*WORK TO DO*.
Type out the complete listing below word for word, without its pictures.

:::::

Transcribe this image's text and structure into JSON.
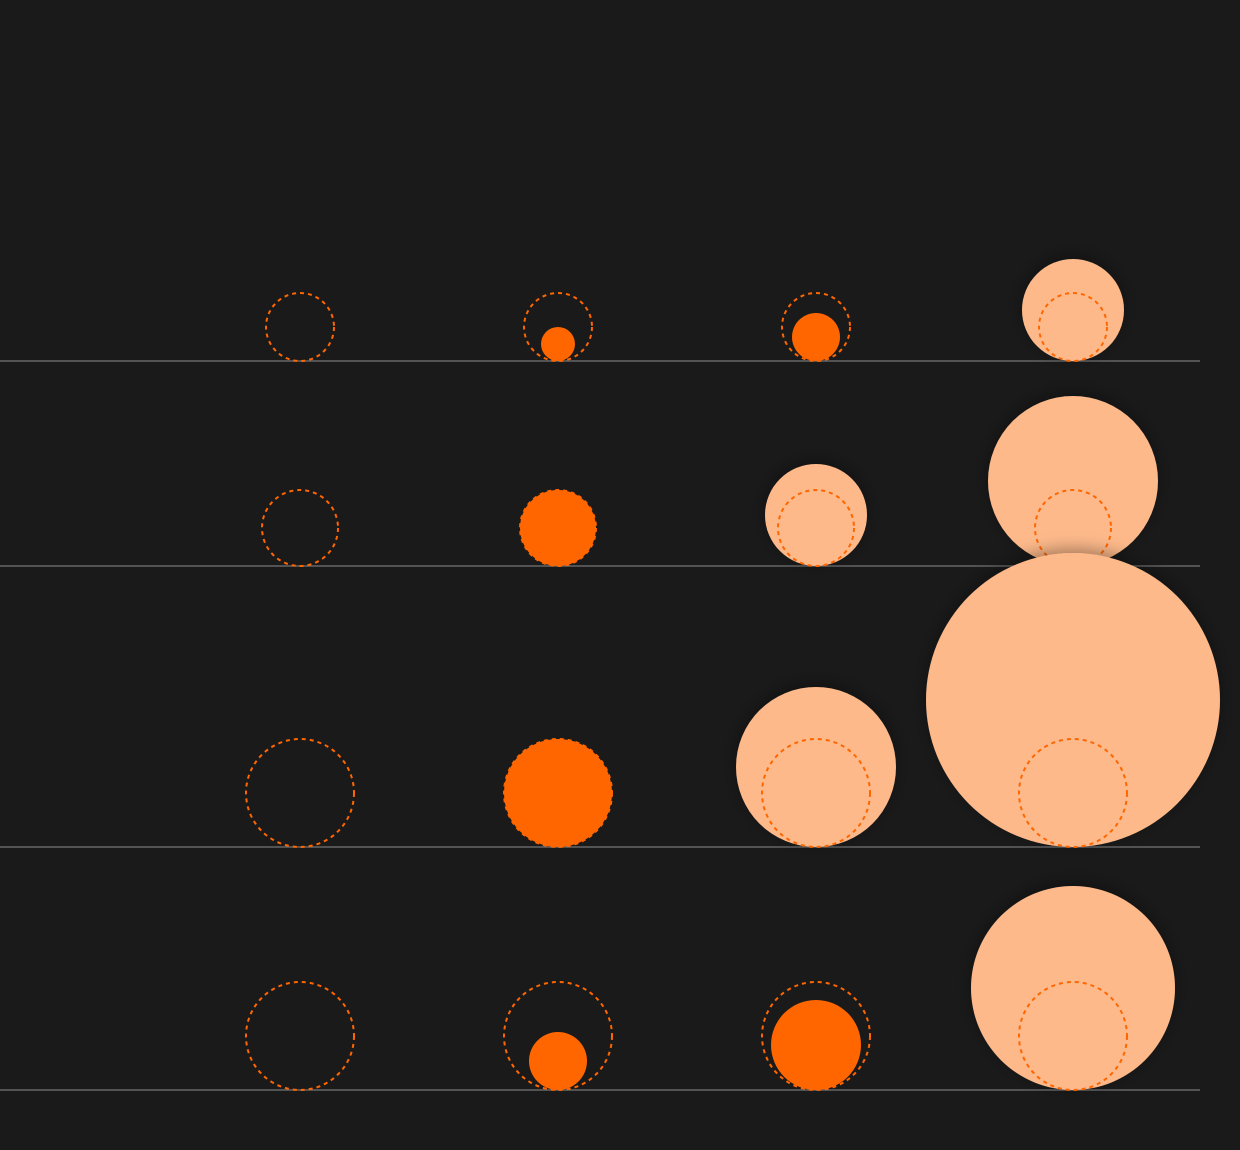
{
  "chart_data": {
    "type": "bubble",
    "reference_color": "#ff6600",
    "color_below": "#ff6600",
    "color_above": "#fdb98a",
    "baseline_color": "#666666",
    "rows": [
      {
        "reference": 34,
        "values": [
          0,
          17,
          24,
          51
        ]
      },
      {
        "reference": 38,
        "values": [
          0,
          38,
          51,
          85
        ]
      },
      {
        "reference": 54,
        "values": [
          0,
          54,
          80,
          147
        ]
      },
      {
        "reference": 54,
        "values": [
          0,
          29,
          45,
          102
        ]
      }
    ]
  }
}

:::::

*FULL RESPONSE*.
Transcribe this image's text and structure into JSON.
{
  "chart_data": {
    "type": "bubble",
    "reference_color": "#ff6600",
    "color_below": "#ff6600",
    "color_above": "#fdb98a",
    "baseline_color": "#666666",
    "rows": [
      {
        "reference": 34,
        "values": [
          0,
          17,
          24,
          51
        ]
      },
      {
        "reference": 38,
        "values": [
          0,
          38,
          51,
          85
        ]
      },
      {
        "reference": 54,
        "values": [
          0,
          54,
          80,
          147
        ]
      },
      {
        "reference": 54,
        "values": [
          0,
          29,
          45,
          102
        ]
      }
    ]
  }
}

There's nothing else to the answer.